> _REQUEST_
Count, in the entries below, the lines in which "text" occurs. Give the number, nothing more.

(Data excerpts)
►

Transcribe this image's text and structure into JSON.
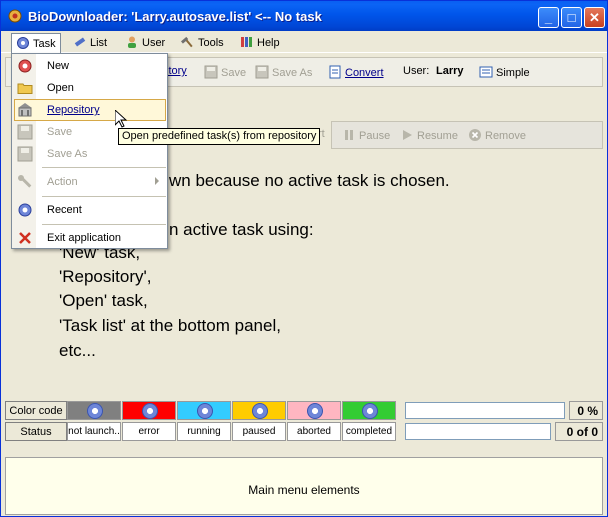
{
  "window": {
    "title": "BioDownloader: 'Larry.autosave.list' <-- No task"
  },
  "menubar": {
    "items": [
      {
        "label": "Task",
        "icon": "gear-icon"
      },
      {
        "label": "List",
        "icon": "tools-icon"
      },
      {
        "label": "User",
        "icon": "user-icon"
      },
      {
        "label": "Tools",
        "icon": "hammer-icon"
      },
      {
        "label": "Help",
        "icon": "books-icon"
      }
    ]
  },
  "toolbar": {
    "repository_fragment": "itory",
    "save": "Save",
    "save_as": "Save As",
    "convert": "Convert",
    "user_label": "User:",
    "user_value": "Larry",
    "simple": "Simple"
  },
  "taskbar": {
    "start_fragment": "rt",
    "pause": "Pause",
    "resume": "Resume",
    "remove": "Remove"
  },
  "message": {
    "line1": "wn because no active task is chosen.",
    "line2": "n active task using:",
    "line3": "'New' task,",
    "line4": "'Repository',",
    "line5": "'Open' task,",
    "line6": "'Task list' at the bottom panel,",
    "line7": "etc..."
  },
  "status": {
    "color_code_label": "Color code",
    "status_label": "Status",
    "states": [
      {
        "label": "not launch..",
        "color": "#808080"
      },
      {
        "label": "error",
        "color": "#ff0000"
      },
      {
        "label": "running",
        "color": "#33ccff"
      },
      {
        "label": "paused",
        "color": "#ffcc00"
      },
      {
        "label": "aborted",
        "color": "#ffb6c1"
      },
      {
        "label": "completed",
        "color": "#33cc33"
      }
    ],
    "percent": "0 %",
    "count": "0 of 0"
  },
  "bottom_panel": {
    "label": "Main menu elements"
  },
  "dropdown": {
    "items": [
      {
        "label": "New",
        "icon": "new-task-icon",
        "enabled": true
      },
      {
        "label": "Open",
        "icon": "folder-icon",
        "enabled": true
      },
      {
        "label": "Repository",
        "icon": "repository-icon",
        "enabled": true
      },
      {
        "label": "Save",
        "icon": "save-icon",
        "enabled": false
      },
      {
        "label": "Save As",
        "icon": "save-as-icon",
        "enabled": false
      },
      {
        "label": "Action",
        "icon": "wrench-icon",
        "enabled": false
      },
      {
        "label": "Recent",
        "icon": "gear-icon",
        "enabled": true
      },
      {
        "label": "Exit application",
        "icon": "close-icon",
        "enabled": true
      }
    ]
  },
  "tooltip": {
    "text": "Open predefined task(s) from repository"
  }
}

◄

> _ANSWER TO THIS TASK_
2